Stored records
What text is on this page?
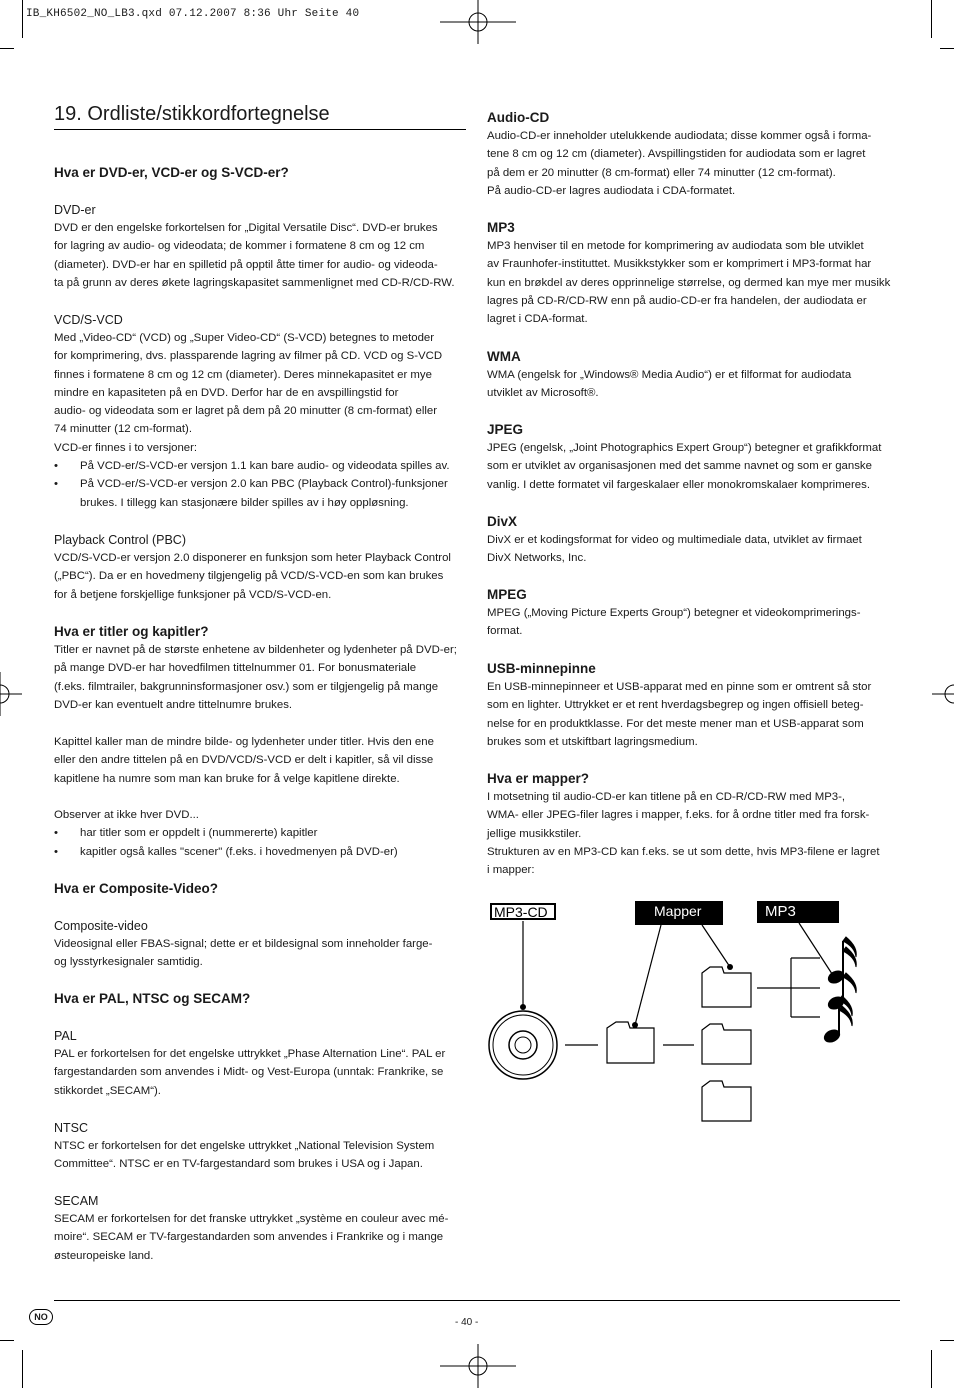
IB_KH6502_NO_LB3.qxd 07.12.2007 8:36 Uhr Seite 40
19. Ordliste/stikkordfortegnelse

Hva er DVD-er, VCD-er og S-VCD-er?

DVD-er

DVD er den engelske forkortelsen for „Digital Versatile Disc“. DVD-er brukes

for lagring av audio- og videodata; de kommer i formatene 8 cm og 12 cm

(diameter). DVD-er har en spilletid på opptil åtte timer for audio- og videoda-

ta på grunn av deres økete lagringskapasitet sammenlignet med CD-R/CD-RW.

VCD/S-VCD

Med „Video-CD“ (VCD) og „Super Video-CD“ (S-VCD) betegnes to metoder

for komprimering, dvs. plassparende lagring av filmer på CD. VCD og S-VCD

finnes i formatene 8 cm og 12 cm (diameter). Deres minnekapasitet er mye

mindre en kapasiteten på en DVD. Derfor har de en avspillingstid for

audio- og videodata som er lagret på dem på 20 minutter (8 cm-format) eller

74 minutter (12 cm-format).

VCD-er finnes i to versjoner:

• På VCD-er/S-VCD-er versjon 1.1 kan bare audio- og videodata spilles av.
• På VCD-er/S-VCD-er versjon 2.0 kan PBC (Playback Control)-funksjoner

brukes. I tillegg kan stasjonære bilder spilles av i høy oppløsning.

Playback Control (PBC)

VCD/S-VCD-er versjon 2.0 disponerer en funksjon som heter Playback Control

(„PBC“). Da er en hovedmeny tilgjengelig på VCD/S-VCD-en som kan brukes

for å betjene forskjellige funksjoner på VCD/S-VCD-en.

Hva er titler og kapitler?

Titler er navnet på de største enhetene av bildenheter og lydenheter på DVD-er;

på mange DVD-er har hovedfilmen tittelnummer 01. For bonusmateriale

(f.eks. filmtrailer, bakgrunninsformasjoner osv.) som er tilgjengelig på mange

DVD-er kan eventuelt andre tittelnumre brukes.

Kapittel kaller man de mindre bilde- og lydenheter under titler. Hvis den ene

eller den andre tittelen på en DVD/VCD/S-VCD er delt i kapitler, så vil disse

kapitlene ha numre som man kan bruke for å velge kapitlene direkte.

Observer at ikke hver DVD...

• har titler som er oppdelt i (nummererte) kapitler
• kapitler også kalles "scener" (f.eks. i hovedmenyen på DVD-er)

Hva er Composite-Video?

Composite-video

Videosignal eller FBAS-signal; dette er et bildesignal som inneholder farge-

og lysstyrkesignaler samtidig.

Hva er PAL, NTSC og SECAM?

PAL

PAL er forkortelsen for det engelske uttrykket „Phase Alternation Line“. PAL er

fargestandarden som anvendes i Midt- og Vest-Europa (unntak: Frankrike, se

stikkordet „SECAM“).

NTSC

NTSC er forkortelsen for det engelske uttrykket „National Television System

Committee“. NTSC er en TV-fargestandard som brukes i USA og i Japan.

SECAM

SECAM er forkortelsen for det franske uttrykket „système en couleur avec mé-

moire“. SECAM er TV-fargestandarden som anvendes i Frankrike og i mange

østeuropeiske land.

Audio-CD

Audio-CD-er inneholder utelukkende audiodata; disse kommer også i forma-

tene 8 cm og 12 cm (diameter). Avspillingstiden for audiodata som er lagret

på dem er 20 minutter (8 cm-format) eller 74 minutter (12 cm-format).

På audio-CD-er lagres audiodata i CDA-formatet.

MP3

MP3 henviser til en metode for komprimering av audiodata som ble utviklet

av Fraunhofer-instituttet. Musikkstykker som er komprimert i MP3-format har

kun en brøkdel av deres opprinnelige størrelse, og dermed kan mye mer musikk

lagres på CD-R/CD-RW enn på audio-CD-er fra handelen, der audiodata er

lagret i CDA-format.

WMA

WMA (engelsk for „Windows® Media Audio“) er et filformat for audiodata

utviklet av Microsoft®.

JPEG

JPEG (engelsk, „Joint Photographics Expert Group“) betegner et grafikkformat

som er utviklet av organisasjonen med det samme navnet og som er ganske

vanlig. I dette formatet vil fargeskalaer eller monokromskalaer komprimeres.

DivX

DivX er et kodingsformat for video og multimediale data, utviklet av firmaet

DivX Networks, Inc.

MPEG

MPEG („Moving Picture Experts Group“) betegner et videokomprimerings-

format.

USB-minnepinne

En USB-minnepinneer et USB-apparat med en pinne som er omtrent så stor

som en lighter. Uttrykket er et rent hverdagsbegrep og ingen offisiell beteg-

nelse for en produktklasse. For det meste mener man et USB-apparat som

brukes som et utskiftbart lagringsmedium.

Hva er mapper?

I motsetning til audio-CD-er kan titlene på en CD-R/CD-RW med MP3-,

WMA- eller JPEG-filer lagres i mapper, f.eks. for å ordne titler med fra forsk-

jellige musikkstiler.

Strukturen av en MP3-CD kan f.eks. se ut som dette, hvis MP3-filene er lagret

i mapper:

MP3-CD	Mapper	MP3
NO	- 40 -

--

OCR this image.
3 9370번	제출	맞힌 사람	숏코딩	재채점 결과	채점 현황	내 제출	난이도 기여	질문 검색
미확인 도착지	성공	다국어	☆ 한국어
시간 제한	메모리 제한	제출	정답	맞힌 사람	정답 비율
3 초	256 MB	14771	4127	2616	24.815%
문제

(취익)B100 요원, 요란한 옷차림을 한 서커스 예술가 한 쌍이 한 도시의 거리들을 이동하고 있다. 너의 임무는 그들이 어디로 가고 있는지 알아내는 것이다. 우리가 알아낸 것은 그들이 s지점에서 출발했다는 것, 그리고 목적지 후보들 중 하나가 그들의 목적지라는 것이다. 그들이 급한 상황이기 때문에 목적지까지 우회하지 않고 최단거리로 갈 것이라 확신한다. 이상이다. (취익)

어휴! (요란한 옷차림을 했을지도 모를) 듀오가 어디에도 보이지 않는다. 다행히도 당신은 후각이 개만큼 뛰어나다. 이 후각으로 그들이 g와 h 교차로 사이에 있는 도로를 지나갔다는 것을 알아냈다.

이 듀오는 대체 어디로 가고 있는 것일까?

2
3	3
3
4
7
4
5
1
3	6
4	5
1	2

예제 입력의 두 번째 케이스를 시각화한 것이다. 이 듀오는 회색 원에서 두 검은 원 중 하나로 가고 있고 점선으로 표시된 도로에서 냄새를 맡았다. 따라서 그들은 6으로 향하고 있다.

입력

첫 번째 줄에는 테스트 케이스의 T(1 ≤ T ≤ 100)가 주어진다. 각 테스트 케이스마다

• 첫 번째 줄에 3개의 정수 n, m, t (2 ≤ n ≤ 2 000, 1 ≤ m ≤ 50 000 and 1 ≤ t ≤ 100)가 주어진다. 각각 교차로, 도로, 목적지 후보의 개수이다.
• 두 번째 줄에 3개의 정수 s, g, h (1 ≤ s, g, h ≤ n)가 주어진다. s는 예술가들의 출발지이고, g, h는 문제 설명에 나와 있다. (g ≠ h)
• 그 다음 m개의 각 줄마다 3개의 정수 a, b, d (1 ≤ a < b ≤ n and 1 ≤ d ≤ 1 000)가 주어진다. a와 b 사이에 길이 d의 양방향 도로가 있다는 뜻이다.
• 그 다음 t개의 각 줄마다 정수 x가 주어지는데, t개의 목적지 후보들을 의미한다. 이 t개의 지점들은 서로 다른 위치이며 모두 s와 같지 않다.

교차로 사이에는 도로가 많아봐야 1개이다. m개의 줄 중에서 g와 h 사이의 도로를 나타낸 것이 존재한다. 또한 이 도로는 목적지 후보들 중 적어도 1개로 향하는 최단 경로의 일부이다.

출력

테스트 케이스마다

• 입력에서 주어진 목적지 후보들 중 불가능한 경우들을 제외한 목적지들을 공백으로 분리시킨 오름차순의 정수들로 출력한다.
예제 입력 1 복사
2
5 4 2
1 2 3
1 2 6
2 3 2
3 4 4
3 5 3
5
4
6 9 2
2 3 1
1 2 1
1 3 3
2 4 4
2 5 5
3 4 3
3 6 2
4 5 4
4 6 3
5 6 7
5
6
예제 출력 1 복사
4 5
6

**Required task**
Above are some records. Report the number of their lines that include "kapitler", and add nothing else.

**Answer below**
4